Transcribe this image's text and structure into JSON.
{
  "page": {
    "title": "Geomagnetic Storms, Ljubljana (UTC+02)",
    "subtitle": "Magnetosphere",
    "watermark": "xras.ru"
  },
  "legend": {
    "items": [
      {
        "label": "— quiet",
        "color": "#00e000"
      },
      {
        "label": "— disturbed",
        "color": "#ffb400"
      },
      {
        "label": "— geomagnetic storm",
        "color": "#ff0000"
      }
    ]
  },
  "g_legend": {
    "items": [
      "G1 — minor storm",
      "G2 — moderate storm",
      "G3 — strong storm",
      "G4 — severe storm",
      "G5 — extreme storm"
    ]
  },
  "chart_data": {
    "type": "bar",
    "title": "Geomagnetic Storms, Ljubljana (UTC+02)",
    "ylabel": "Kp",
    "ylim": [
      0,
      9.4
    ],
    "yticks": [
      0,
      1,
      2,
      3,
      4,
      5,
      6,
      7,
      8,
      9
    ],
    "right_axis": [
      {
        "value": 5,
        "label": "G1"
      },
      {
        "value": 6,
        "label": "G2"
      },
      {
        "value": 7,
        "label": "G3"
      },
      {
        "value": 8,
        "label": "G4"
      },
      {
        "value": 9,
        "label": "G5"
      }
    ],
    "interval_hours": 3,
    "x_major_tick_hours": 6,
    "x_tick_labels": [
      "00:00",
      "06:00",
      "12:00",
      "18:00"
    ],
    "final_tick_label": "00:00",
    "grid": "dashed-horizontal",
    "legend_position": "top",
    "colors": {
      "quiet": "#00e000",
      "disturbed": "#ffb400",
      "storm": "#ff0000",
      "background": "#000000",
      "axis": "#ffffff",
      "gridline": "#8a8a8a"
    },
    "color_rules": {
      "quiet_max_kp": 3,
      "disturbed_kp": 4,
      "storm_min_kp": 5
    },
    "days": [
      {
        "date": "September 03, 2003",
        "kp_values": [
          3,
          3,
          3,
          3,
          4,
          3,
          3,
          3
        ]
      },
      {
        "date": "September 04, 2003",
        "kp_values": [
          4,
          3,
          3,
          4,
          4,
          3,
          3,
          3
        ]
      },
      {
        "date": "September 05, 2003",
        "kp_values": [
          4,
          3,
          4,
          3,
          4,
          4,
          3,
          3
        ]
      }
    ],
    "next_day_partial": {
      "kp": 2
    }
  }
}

════════════════════

Task brief: Each record must be returned exactly as it is written.

Result of this task:
Transcribe this image's text and structure into JSON.
{
  "page": {
    "title": "Geomagnetic Storms, Ljubljana (UTC+02)",
    "subtitle": "Magnetosphere",
    "watermark": "xras.ru"
  },
  "legend": {
    "items": [
      {
        "label": "— quiet",
        "color": "#00e000"
      },
      {
        "label": "— disturbed",
        "color": "#ffb400"
      },
      {
        "label": "— geomagnetic storm",
        "color": "#ff0000"
      }
    ]
  },
  "g_legend": {
    "items": [
      "G1 — minor storm",
      "G2 — moderate storm",
      "G3 — strong storm",
      "G4 — severe storm",
      "G5 — extreme storm"
    ]
  },
  "chart_data": {
    "type": "bar",
    "title": "Geomagnetic Storms, Ljubljana (UTC+02)",
    "ylabel": "Kp",
    "ylim": [
      0,
      9.4
    ],
    "yticks": [
      0,
      1,
      2,
      3,
      4,
      5,
      6,
      7,
      8,
      9
    ],
    "right_axis": [
      {
        "value": 5,
        "label": "G1"
      },
      {
        "value": 6,
        "label": "G2"
      },
      {
        "value": 7,
        "label": "G3"
      },
      {
        "value": 8,
        "label": "G4"
      },
      {
        "value": 9,
        "label": "G5"
      }
    ],
    "interval_hours": 3,
    "x_major_tick_hours": 6,
    "x_tick_labels": [
      "00:00",
      "06:00",
      "12:00",
      "18:00"
    ],
    "final_tick_label": "00:00",
    "grid": "dashed-horizontal",
    "legend_position": "top",
    "colors": {
      "quiet": "#00e000",
      "disturbed": "#ffb400",
      "storm": "#ff0000",
      "background": "#000000",
      "axis": "#ffffff",
      "gridline": "#8a8a8a"
    },
    "color_rules": {
      "quiet_max_kp": 3,
      "disturbed_kp": 4,
      "storm_min_kp": 5
    },
    "days": [
      {
        "date": "September 03, 2003",
        "kp_values": [
          3,
          3,
          3,
          3,
          4,
          3,
          3,
          3
        ]
      },
      {
        "date": "September 04, 2003",
        "kp_values": [
          4,
          3,
          3,
          4,
          4,
          3,
          3,
          3
        ]
      },
      {
        "date": "September 05, 2003",
        "kp_values": [
          4,
          3,
          4,
          3,
          4,
          4,
          3,
          3
        ]
      }
    ],
    "next_day_partial": {
      "kp": 2
    }
  }
}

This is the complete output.